Read the listing below and copy out every line that holds "from".

**Stored records:**
#####

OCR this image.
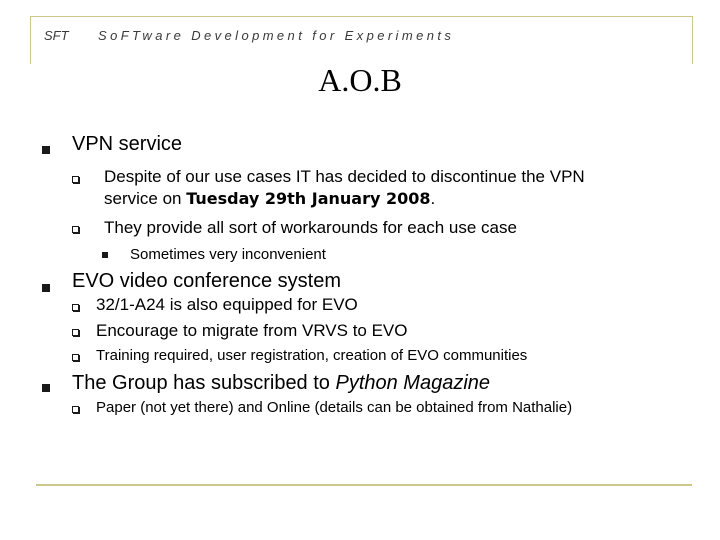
SFT SoFTware Development for Experiments
A.O.B
VPN service
Despite of our use cases IT has decided to discontinue the VPN
service on Tuesday 29th January 2008.
They provide all sort of workarounds for each use case
Sometimes very inconvenient
EVO video conference system
32/1-A24 is also equipped for EVO
Encourage to migrate from VRVS to EVO
Training required, user registration, creation of EVO communities
The Group has subscribed to Python Magazine
Paper (not yet there) and Online (details can be obtained from Nathalie)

#####

**Reply:**
Encourage to migrate from VRVS to EVO
Paper (not yet there) and Online (details can be obtained from Nathalie)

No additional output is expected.